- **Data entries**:
---------------
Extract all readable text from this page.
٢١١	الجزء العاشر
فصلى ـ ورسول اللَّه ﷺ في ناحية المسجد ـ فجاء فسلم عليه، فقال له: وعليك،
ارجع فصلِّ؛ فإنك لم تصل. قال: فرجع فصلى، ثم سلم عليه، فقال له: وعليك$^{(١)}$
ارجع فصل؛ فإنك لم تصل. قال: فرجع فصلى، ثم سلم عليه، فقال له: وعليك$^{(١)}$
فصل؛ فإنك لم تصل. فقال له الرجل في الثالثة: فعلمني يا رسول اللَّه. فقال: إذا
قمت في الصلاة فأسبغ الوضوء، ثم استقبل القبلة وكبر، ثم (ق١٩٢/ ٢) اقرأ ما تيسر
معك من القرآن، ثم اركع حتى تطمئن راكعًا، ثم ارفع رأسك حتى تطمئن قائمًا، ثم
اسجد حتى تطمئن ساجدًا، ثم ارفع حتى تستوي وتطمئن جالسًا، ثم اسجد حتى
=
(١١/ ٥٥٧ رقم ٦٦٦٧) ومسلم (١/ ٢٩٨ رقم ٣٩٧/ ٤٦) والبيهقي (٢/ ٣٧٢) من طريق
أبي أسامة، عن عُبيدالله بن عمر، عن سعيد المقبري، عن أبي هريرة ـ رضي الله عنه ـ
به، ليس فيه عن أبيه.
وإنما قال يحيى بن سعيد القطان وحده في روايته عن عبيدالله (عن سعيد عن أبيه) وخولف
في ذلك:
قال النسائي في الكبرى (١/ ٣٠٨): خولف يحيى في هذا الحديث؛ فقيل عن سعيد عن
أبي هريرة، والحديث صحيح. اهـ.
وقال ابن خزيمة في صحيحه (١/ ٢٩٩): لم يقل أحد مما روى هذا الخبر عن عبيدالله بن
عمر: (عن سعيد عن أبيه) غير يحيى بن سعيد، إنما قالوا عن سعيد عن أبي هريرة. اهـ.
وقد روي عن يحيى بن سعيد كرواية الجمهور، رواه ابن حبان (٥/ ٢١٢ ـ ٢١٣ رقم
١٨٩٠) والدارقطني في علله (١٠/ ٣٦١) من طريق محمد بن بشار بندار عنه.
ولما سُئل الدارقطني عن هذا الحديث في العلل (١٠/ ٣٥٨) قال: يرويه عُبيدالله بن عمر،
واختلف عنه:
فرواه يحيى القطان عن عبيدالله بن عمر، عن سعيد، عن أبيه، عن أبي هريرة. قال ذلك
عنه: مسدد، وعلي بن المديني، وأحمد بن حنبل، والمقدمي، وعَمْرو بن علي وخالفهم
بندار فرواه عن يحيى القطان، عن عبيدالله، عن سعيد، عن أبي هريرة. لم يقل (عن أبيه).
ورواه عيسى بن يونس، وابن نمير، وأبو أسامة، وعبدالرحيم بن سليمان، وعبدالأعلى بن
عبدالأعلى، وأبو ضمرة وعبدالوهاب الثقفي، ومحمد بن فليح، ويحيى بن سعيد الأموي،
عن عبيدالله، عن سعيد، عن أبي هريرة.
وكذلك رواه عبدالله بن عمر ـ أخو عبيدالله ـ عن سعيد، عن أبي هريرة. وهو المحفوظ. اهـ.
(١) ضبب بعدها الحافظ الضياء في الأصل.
---------------
Print all of the entries again, exactly as written.

Extract all readable text from this page.
٢١١	الجزء العاشر
فصلى ـ ورسول اللَّه ﷺ في ناحية المسجد ـ فجاء فسلم عليه، فقال له: وعليك،
ارجع فصلِّ؛ فإنك لم تصل. قال: فرجع فصلى، ثم سلم عليه، فقال له: وعليك$^{(١)}$
ارجع فصل؛ فإنك لم تصل. قال: فرجع فصلى، ثم سلم عليه، فقال له: وعليك$^{(١)}$
فصل؛ فإنك لم تصل. فقال له الرجل في الثالثة: فعلمني يا رسول اللَّه. فقال: إذا
قمت في الصلاة فأسبغ الوضوء، ثم استقبل القبلة وكبر، ثم (ق١٩٢/ ٢) اقرأ ما تيسر
معك من القرآن، ثم اركع حتى تطمئن راكعًا، ثم ارفع رأسك حتى تطمئن قائمًا، ثم
اسجد حتى تطمئن ساجدًا، ثم ارفع حتى تستوي وتطمئن جالسًا، ثم اسجد حتى
=
(١١/ ٥٥٧ رقم ٦٦٦٧) ومسلم (١/ ٢٩٨ رقم ٣٩٧/ ٤٦) والبيهقي (٢/ ٣٧٢) من طريق
أبي أسامة، عن عُبيدالله بن عمر، عن سعيد المقبري، عن أبي هريرة ـ رضي الله عنه ـ
به، ليس فيه عن أبيه.
وإنما قال يحيى بن سعيد القطان وحده في روايته عن عبيدالله (عن سعيد عن أبيه) وخولف
في ذلك:
قال النسائي في الكبرى (١/ ٣٠٨): خولف يحيى في هذا الحديث؛ فقيل عن سعيد عن
أبي هريرة، والحديث صحيح. اهـ.
وقال ابن خزيمة في صحيحه (١/ ٢٩٩): لم يقل أحد مما روى هذا الخبر عن عبيدالله بن
عمر: (عن سعيد عن أبيه) غير يحيى بن سعيد، إنما قالوا عن سعيد عن أبي هريرة. اهـ.
وقد روي عن يحيى بن سعيد كرواية الجمهور، رواه ابن حبان (٥/ ٢١٢ ـ ٢١٣ رقم
١٨٩٠) والدارقطني في علله (١٠/ ٣٦١) من طريق محمد بن بشار بندار عنه.
ولما سُئل الدارقطني عن هذا الحديث في العلل (١٠/ ٣٥٨) قال: يرويه عُبيدالله بن عمر،
واختلف عنه:
فرواه يحيى القطان عن عبيدالله بن عمر، عن سعيد، عن أبيه، عن أبي هريرة. قال ذلك
عنه: مسدد، وعلي بن المديني، وأحمد بن حنبل، والمقدمي، وعَمْرو بن علي وخالفهم
بندار فرواه عن يحيى القطان، عن عبيدالله، عن سعيد، عن أبي هريرة. لم يقل (عن أبيه).
ورواه عيسى بن يونس، وابن نمير، وأبو أسامة، وعبدالرحيم بن سليمان، وعبدالأعلى بن
عبدالأعلى، وأبو ضمرة وعبدالوهاب الثقفي، ومحمد بن فليح، ويحيى بن سعيد الأموي،
عن عبيدالله، عن سعيد، عن أبي هريرة.
وكذلك رواه عبدالله بن عمر ـ أخو عبيدالله ـ عن سعيد، عن أبي هريرة. وهو المحفوظ. اهـ.
(١) ضبب بعدها الحافظ الضياء في الأصل.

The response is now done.